MATERIAL FOR THIS EXERCISE:
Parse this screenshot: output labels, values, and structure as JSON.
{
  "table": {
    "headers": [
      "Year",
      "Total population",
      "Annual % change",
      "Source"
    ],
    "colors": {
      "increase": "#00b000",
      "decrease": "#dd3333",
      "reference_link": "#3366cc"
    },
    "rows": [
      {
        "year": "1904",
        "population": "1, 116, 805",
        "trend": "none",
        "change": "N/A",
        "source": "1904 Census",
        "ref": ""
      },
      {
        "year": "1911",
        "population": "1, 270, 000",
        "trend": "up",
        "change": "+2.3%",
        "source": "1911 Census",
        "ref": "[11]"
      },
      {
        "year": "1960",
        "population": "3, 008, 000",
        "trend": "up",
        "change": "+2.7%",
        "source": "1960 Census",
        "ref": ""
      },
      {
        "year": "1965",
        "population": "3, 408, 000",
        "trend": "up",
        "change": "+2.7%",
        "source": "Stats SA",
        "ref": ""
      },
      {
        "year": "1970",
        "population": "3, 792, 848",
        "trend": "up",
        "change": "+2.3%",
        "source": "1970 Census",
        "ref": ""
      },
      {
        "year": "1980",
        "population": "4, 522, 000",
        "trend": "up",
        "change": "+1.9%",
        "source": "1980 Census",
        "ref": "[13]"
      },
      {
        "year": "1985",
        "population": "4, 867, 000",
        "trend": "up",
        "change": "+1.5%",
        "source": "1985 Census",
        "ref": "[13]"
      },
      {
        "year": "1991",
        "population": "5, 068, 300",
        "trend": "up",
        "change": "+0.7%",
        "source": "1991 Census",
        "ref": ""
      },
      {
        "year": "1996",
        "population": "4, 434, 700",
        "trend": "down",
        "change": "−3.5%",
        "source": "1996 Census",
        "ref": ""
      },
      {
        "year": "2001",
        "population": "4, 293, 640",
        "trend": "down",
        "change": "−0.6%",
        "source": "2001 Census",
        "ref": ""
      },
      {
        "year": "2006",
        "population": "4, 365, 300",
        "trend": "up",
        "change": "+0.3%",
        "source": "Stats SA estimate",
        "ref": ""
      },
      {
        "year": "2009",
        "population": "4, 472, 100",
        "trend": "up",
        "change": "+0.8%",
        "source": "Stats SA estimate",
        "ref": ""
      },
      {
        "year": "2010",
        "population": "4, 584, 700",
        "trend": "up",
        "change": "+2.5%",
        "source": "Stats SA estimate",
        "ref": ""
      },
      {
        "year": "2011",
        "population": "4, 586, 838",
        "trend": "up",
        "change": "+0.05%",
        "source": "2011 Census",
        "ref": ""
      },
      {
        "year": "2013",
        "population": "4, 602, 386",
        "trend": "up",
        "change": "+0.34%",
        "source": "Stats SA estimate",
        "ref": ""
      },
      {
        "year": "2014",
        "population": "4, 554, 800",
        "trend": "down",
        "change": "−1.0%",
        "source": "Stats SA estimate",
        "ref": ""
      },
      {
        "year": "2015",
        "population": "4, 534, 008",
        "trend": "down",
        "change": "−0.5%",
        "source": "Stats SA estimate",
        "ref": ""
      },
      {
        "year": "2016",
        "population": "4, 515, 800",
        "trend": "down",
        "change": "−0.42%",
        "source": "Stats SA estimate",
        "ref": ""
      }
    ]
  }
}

YOUR TASK: Your task is to quote all of the data word for word.

ANSWER:
Parse this screenshot: output labels, values, and structure as JSON.
{
  "table": {
    "headers": [
      "Year",
      "Total population",
      "Annual % change",
      "Source"
    ],
    "colors": {
      "increase": "#00b000",
      "decrease": "#dd3333",
      "reference_link": "#3366cc"
    },
    "rows": [
      {
        "year": "1904",
        "population": "1, 116, 805",
        "trend": "none",
        "change": "N/A",
        "source": "1904 Census",
        "ref": ""
      },
      {
        "year": "1911",
        "population": "1, 270, 000",
        "trend": "up",
        "change": "+2.3%",
        "source": "1911 Census",
        "ref": "[11]"
      },
      {
        "year": "1960",
        "population": "3, 008, 000",
        "trend": "up",
        "change": "+2.7%",
        "source": "1960 Census",
        "ref": ""
      },
      {
        "year": "1965",
        "population": "3, 408, 000",
        "trend": "up",
        "change": "+2.7%",
        "source": "Stats SA",
        "ref": ""
      },
      {
        "year": "1970",
        "population": "3, 792, 848",
        "trend": "up",
        "change": "+2.3%",
        "source": "1970 Census",
        "ref": ""
      },
      {
        "year": "1980",
        "population": "4, 522, 000",
        "trend": "up",
        "change": "+1.9%",
        "source": "1980 Census",
        "ref": "[13]"
      },
      {
        "year": "1985",
        "population": "4, 867, 000",
        "trend": "up",
        "change": "+1.5%",
        "source": "1985 Census",
        "ref": "[13]"
      },
      {
        "year": "1991",
        "population": "5, 068, 300",
        "trend": "up",
        "change": "+0.7%",
        "source": "1991 Census",
        "ref": ""
      },
      {
        "year": "1996",
        "population": "4, 434, 700",
        "trend": "down",
        "change": "−3.5%",
        "source": "1996 Census",
        "ref": ""
      },
      {
        "year": "2001",
        "population": "4, 293, 640",
        "trend": "down",
        "change": "−0.6%",
        "source": "2001 Census",
        "ref": ""
      },
      {
        "year": "2006",
        "population": "4, 365, 300",
        "trend": "up",
        "change": "+0.3%",
        "source": "Stats SA estimate",
        "ref": ""
      },
      {
        "year": "2009",
        "population": "4, 472, 100",
        "trend": "up",
        "change": "+0.8%",
        "source": "Stats SA estimate",
        "ref": ""
      },
      {
        "year": "2010",
        "population": "4, 584, 700",
        "trend": "up",
        "change": "+2.5%",
        "source": "Stats SA estimate",
        "ref": ""
      },
      {
        "year": "2011",
        "population": "4, 586, 838",
        "trend": "up",
        "change": "+0.05%",
        "source": "2011 Census",
        "ref": ""
      },
      {
        "year": "2013",
        "population": "4, 602, 386",
        "trend": "up",
        "change": "+0.34%",
        "source": "Stats SA estimate",
        "ref": ""
      },
      {
        "year": "2014",
        "population": "4, 554, 800",
        "trend": "down",
        "change": "−1.0%",
        "source": "Stats SA estimate",
        "ref": ""
      },
      {
        "year": "2015",
        "population": "4, 534, 008",
        "trend": "down",
        "change": "−0.5%",
        "source": "Stats SA estimate",
        "ref": ""
      },
      {
        "year": "2016",
        "population": "4, 515, 800",
        "trend": "down",
        "change": "−0.42%",
        "source": "Stats SA estimate",
        "ref": ""
      }
    ]
  }
}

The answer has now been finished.